= Task directions =
Return the count of lines with the string "content" in them, and nothing else.

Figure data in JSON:
============================================================
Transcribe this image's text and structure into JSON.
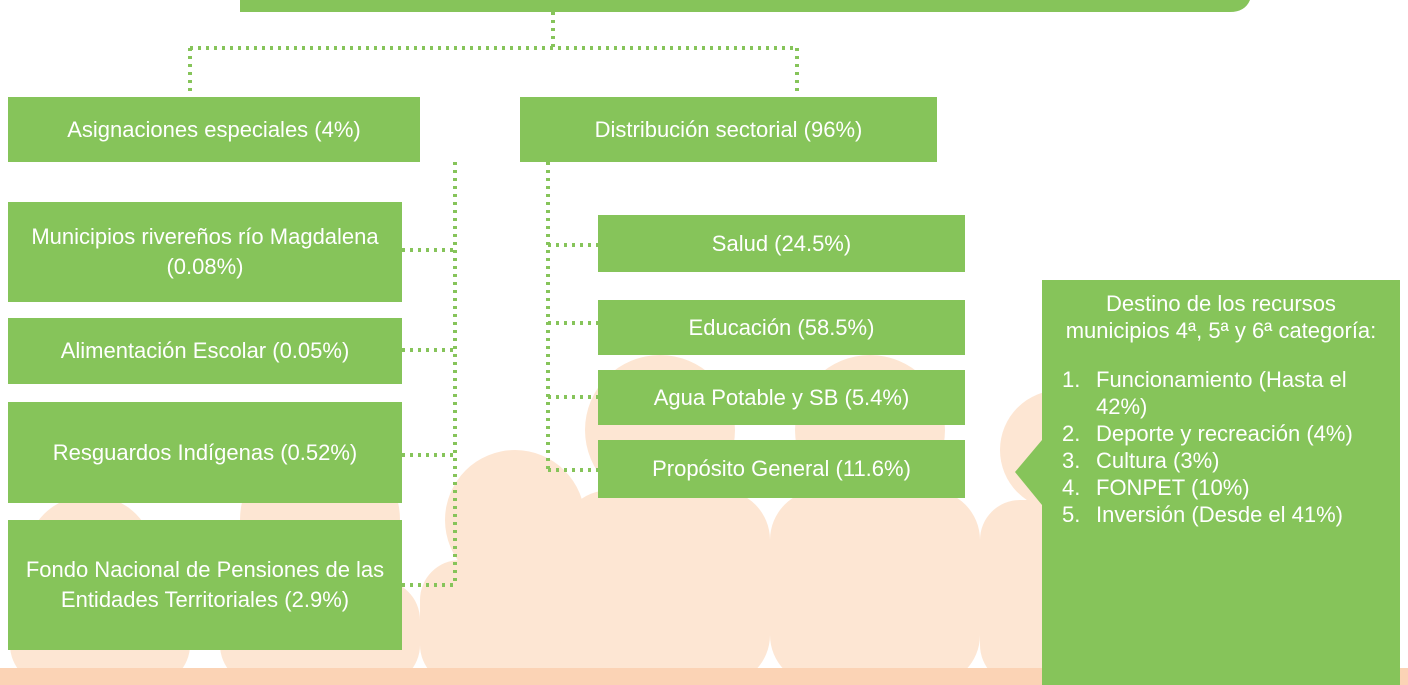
{
  "top_level": {
    "left": {
      "title": "Asignaciones especiales (4%)",
      "children": [
        "Municipios rivereños río Magdalena (0.08%)",
        "Alimentación Escolar (0.05%)",
        "Resguardos Indígenas (0.52%)",
        "Fondo Nacional de Pensiones de las Entidades Territoriales (2.9%)"
      ]
    },
    "right": {
      "title": "Distribución sectorial (96%)",
      "children": [
        "Salud (24.5%)",
        "Educación (58.5%)",
        "Agua Potable y SB (5.4%)",
        "Propósito General (11.6%)"
      ]
    }
  },
  "callout": {
    "title": "Destino de los recursos municipios 4ª, 5ª y 6ª categoría:",
    "items": [
      {
        "number": "1.",
        "text": "Funcionamiento (Hasta el 42%)"
      },
      {
        "number": "2.",
        "text": "Deporte y recreación (4%)"
      },
      {
        "number": "3.",
        "text": "Cultura (3%)"
      },
      {
        "number": "4.",
        "text": "FONPET (10%)"
      },
      {
        "number": "5.",
        "text": "Inversión (Desde el 41%)"
      }
    ]
  }
}
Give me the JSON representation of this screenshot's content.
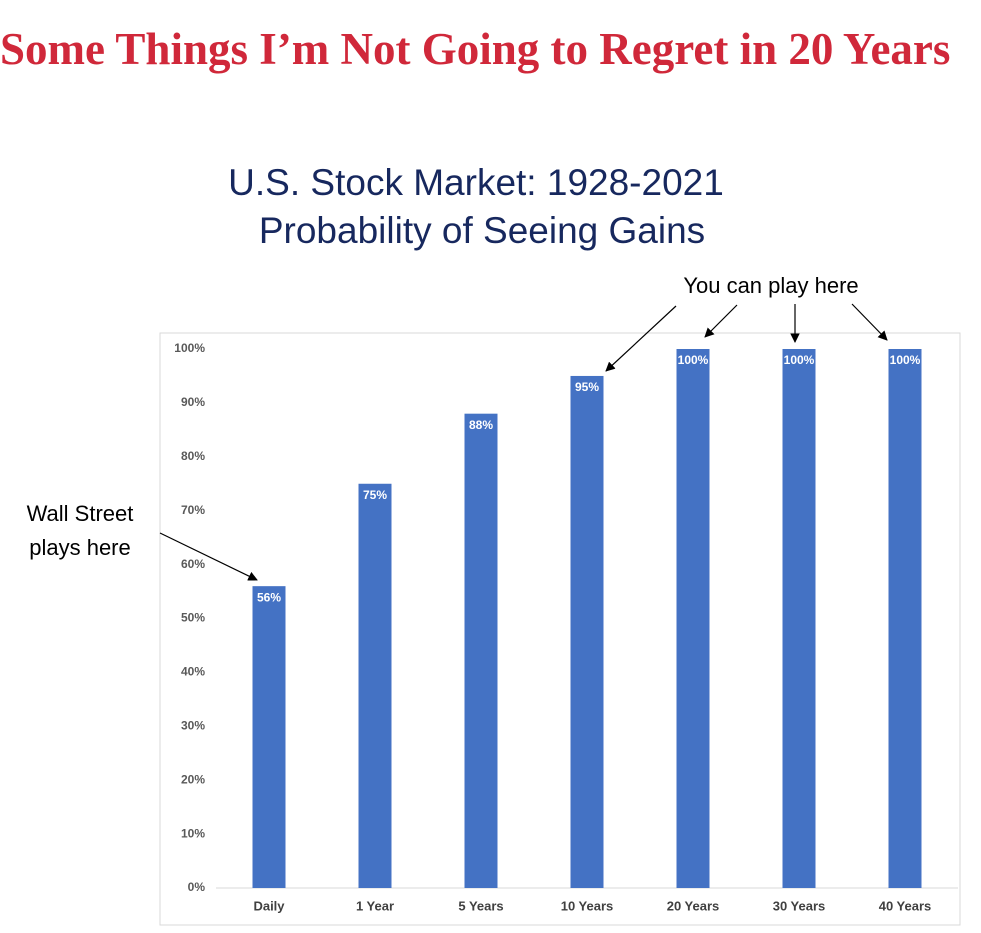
{
  "heading": "Some Things I’m Not Going to Regret in 20 Years",
  "chart_data": {
    "type": "bar",
    "title": "U.S. Stock Market: 1928-2021",
    "subtitle": "Probability of Seeing Gains",
    "categories": [
      "Daily",
      "1 Year",
      "5 Years",
      "10 Years",
      "20 Years",
      "30 Years",
      "40 Years"
    ],
    "values": [
      56,
      75,
      88,
      95,
      100,
      100,
      100
    ],
    "value_labels": [
      "56%",
      "75%",
      "88%",
      "95%",
      "100%",
      "100%",
      "100%"
    ],
    "color": "#4472c4",
    "ylim": [
      0,
      100
    ],
    "yticks": [
      {
        "value": 0,
        "label": "0%"
      },
      {
        "value": 10,
        "label": "10%"
      },
      {
        "value": 20,
        "label": "20%"
      },
      {
        "value": 30,
        "label": "30%"
      },
      {
        "value": 40,
        "label": "40%"
      },
      {
        "value": 50,
        "label": "50%"
      },
      {
        "value": 60,
        "label": "60%"
      },
      {
        "value": 70,
        "label": "70%"
      },
      {
        "value": 80,
        "label": "80%"
      },
      {
        "value": 90,
        "label": "90%"
      },
      {
        "value": 100,
        "label": "100%"
      }
    ],
    "grid": false,
    "annotations": [
      {
        "lines": [
          "You can play here"
        ]
      },
      {
        "lines": [
          "Wall Street",
          "plays here"
        ]
      }
    ]
  }
}
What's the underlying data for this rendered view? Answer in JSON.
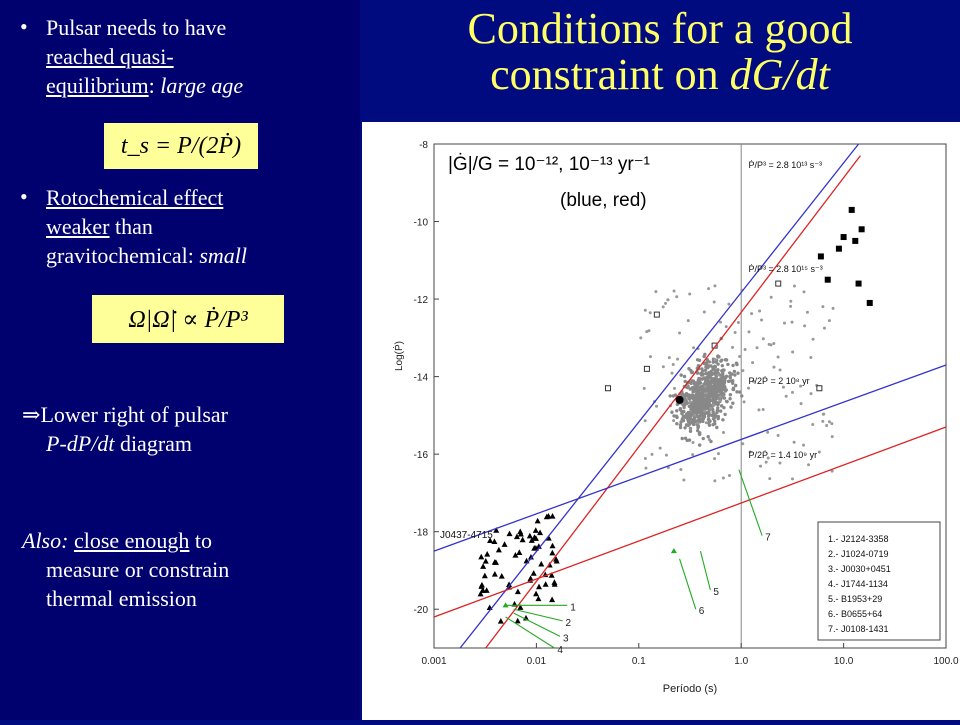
{
  "left": {
    "bullet_char": "•",
    "b1_line1": "Pulsar needs to have",
    "b1_line2": "reached quasi-",
    "b1_line3a": "equilibrium",
    "b1_line3b": ": ",
    "b1_line3c": "large age",
    "eq1": "t_s = P/(2Ṗ)",
    "b2_line1": "Rotochemical effect",
    "b2_line2a": "weaker",
    "b2_line2b": " than",
    "b2_line3a": "gravitochemical: ",
    "b2_line3b": "small",
    "eq2": "Ω|Ω̇| ∝ Ṗ/P³",
    "arrow": "⇒",
    "p3_line1": "Lower right of pulsar",
    "p3_line2a": "P-dP/dt",
    "p3_line2b": " diagram",
    "p4_line1a": "Also: ",
    "p4_line1b": "close enough",
    "p4_line1c": " to",
    "p4_line2": "measure  or constrain",
    "p4_line3": "thermal emission"
  },
  "title_line1": "Conditions for a good",
  "title_line2a": "constraint on ",
  "title_line2b": "dG/dt",
  "chart_data": {
    "type": "scatter",
    "xlabel": "Período (s)",
    "ylabel": "Log(Ṗ)",
    "x_scale": "log",
    "xlim": [
      0.001,
      100.0
    ],
    "ylim": [
      -21,
      -8
    ],
    "x_ticks": [
      "0.001",
      "0.01",
      "0.1",
      "1.0",
      "10.0",
      "100.0"
    ],
    "y_ticks": [
      "-8",
      "-10",
      "-12",
      "-14",
      "-16",
      "-18",
      "-20"
    ],
    "annotation_eq": "|Ġ|/G = 10⁻¹², 10⁻¹³ yr⁻¹",
    "annotation_colors": "(blue, red)",
    "line_labels": [
      "Ṗ/P³ = 2.8 10¹³ s⁻³",
      "Ṗ/P³ = 2.8 10¹⁵ s⁻³",
      "P/2Ṗ = 2 10⁸ yr",
      "P/2Ṗ = 1.4 10⁹ yr"
    ],
    "pulsar_label": "J0437-4715",
    "legend": [
      "1.- J2124-3358",
      "2.- J1024-0719",
      "3.- J0030+0451",
      "4.- J1744-1134",
      "5.- B1953+29",
      "6.- B0655+64",
      "7.- J0108-1431"
    ],
    "marker_numbers": [
      "1",
      "2",
      "3",
      "4",
      "5",
      "6",
      "7"
    ],
    "vertical_line_x": 1.0,
    "series": [
      {
        "name": "blue",
        "points": [
          [
            0.0018,
            -21
          ],
          [
            14,
            -8
          ]
        ]
      },
      {
        "name": "red",
        "points": [
          [
            0.0032,
            -21
          ],
          [
            14.6,
            -8.3
          ]
        ]
      },
      {
        "name": "blue",
        "points": [
          [
            0.001,
            -18.5
          ],
          [
            100,
            -13.7
          ]
        ]
      },
      {
        "name": "red",
        "points": [
          [
            0.001,
            -20.2
          ],
          [
            100,
            -15.3
          ]
        ]
      }
    ],
    "colors": {
      "blue": "#3333cc",
      "red": "#dd2222",
      "green": "#22aa22",
      "equation_box": "#ffff99",
      "title": "#ffff66"
    }
  }
}
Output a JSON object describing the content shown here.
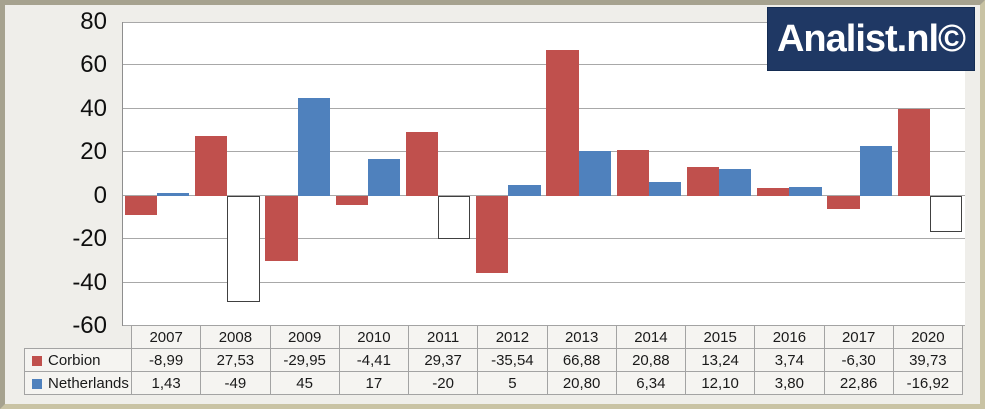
{
  "page": {
    "background": "#EFEEEA",
    "frame_border_color": "#A6A28F"
  },
  "logo": {
    "text": "Analist.nl©",
    "bg": "#1F3864",
    "fg": "#FFFFFF"
  },
  "chart_data": {
    "type": "bar",
    "title": "",
    "xlabel": "",
    "ylabel": "",
    "categories": [
      "2007",
      "2008",
      "2009",
      "2010",
      "2011",
      "2012",
      "2013",
      "2014",
      "2015",
      "2016",
      "2017",
      "2020"
    ],
    "series": [
      {
        "name": "Corbion",
        "color": "#C0504D",
        "values": [
          -8.99,
          27.53,
          -29.95,
          -4.41,
          29.37,
          -35.54,
          66.88,
          20.88,
          13.24,
          3.74,
          -6.3,
          39.73
        ],
        "labels": [
          "-8,99",
          "27,53",
          "-29,95",
          "-4,41",
          "29,37",
          "-35,54",
          "66,88",
          "20,88",
          "13,24",
          "3,74",
          "-6,30",
          "39,73"
        ]
      },
      {
        "name": "Netherlands",
        "color": "#4F81BD",
        "invert_if_negative": true,
        "negative_fill": "#FFFFFF",
        "negative_border": "#404040",
        "values": [
          1.43,
          -49,
          45,
          17,
          -20,
          5,
          20.8,
          6.34,
          12.1,
          3.8,
          22.86,
          -16.92
        ],
        "labels": [
          "1,43",
          "-49",
          "45",
          "17",
          "-20",
          "5",
          "20,80",
          "6,34",
          "12,10",
          "3,80",
          "22,86",
          "-16,92"
        ]
      }
    ],
    "ylim": [
      -60,
      80
    ],
    "ytick_step": 20,
    "yticks": [
      80,
      60,
      40,
      20,
      0,
      -20,
      -40,
      -60
    ],
    "grid": true,
    "gridline_color": "#A8A8A8",
    "axis_line_color": "#8E8E8E",
    "plot_bg": "#FFFFFF",
    "legend_position": "table-left",
    "table": {
      "cell_bg": "#F5F4F1",
      "border_color": "#A3A3A3",
      "text_color": "#1A1A1A"
    }
  }
}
============================================================
= Finished exercise =
2